What is required: Locate the string "твердых" throughout the material and copy every line in which it occurs.

(Recorded data)
══════════

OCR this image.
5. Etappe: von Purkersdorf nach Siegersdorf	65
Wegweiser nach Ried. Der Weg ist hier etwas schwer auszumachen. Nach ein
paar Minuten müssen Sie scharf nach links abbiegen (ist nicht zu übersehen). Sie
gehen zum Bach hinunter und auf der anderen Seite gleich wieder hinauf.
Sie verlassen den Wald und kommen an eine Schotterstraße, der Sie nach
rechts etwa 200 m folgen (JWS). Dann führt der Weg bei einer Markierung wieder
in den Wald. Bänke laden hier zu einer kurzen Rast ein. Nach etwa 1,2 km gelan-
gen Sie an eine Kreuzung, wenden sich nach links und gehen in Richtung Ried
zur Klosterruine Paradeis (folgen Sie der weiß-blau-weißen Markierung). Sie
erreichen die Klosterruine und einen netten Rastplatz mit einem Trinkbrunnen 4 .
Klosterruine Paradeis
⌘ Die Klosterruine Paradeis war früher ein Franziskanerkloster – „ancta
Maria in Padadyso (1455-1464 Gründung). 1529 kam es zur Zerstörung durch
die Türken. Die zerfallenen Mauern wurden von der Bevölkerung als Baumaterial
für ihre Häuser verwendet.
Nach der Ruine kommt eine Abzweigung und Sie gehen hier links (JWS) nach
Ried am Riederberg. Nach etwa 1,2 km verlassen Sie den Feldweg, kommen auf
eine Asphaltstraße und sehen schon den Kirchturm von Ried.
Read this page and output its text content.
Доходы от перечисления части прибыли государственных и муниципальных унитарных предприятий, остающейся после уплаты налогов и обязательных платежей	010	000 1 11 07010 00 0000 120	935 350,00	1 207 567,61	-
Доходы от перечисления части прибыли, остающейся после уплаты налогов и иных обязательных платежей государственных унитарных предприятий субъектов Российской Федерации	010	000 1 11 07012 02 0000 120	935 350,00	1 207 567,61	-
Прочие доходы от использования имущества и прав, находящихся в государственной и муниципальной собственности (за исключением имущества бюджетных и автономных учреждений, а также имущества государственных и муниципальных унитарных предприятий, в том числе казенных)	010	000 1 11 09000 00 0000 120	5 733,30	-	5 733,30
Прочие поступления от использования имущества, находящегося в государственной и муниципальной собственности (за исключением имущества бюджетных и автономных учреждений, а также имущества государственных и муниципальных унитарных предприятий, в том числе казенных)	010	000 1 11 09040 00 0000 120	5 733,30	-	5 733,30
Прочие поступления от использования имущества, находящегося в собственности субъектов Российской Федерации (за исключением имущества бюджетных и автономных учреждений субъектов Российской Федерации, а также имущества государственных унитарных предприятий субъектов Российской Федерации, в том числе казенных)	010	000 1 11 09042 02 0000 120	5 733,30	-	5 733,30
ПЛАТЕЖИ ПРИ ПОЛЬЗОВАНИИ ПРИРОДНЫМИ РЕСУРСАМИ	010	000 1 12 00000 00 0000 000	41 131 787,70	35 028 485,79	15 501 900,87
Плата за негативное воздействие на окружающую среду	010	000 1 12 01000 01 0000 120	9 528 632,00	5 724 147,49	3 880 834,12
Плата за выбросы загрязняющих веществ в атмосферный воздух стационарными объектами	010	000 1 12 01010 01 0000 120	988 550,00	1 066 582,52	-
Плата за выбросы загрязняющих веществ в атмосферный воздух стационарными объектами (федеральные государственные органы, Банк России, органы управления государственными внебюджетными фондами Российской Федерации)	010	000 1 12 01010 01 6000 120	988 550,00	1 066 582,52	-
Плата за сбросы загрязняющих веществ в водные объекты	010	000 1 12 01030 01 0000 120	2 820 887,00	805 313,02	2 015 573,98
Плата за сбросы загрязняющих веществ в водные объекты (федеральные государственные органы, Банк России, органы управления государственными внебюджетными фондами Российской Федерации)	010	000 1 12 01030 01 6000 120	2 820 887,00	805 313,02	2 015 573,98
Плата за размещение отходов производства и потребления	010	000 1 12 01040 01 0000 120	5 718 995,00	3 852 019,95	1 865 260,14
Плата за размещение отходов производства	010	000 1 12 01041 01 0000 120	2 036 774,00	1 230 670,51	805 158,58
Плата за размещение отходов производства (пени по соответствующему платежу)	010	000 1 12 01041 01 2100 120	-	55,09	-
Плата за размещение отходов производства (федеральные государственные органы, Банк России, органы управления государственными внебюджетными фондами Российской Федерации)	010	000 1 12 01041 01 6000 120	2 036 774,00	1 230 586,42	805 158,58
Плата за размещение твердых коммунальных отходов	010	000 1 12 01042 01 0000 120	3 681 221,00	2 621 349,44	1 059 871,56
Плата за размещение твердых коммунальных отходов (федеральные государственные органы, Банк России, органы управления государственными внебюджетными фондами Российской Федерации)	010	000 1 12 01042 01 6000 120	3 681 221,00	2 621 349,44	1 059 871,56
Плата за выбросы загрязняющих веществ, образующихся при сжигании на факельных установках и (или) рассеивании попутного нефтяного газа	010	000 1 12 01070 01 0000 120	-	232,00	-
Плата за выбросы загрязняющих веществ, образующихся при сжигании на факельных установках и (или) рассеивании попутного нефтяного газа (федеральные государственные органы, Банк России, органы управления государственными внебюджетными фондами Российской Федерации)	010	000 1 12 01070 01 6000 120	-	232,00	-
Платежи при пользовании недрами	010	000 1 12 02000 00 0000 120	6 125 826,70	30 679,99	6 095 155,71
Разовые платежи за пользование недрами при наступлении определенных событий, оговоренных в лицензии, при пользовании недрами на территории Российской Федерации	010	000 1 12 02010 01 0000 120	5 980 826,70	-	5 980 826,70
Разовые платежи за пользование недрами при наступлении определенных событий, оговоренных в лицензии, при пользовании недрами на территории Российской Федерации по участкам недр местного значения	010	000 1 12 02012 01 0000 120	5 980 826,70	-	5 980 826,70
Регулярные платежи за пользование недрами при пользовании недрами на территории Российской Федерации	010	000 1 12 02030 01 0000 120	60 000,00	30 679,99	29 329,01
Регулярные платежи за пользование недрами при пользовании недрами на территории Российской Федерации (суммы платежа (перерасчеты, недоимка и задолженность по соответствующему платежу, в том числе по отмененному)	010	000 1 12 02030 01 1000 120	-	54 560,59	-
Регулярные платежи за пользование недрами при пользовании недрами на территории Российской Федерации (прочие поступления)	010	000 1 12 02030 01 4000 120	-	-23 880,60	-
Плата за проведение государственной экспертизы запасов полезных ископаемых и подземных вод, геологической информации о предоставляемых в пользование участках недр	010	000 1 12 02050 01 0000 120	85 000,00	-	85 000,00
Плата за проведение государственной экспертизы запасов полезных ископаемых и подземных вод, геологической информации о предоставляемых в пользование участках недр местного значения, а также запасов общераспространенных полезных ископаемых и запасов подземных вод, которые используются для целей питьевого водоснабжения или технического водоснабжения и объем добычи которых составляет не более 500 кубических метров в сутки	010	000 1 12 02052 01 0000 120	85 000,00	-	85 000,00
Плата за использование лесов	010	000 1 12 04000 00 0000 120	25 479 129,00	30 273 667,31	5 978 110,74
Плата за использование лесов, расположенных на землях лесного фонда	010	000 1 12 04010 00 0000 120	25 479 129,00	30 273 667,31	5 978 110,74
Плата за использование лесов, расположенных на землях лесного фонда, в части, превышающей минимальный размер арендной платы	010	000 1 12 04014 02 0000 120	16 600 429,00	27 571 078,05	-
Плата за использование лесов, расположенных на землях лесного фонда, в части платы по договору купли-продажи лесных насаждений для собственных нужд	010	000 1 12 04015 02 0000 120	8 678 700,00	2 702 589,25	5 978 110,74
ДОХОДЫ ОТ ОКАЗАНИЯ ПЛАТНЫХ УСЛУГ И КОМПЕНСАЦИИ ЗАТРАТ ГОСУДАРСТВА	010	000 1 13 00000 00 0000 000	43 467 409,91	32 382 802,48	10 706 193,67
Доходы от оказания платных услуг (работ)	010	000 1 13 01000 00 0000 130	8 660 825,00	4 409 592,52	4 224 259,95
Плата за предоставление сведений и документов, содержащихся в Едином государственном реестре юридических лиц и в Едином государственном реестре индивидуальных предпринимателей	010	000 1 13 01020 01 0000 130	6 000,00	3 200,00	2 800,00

══════════

Answer to the task:
Плата за размещение твердых коммунальных отходов	010	000 1 12 01042 01 0000 120	3 681 221,00	2 621 349,44	1 059 871,56
Плата за размещение твердых коммунальных отходов (федеральные государственные органы, Банк России, органы управления государственными внебюджетными фондами Российской Федерации)	010	000 1 12 01042 01 6000 120	3 681 221,00	2 621 349,44	1 059 871,56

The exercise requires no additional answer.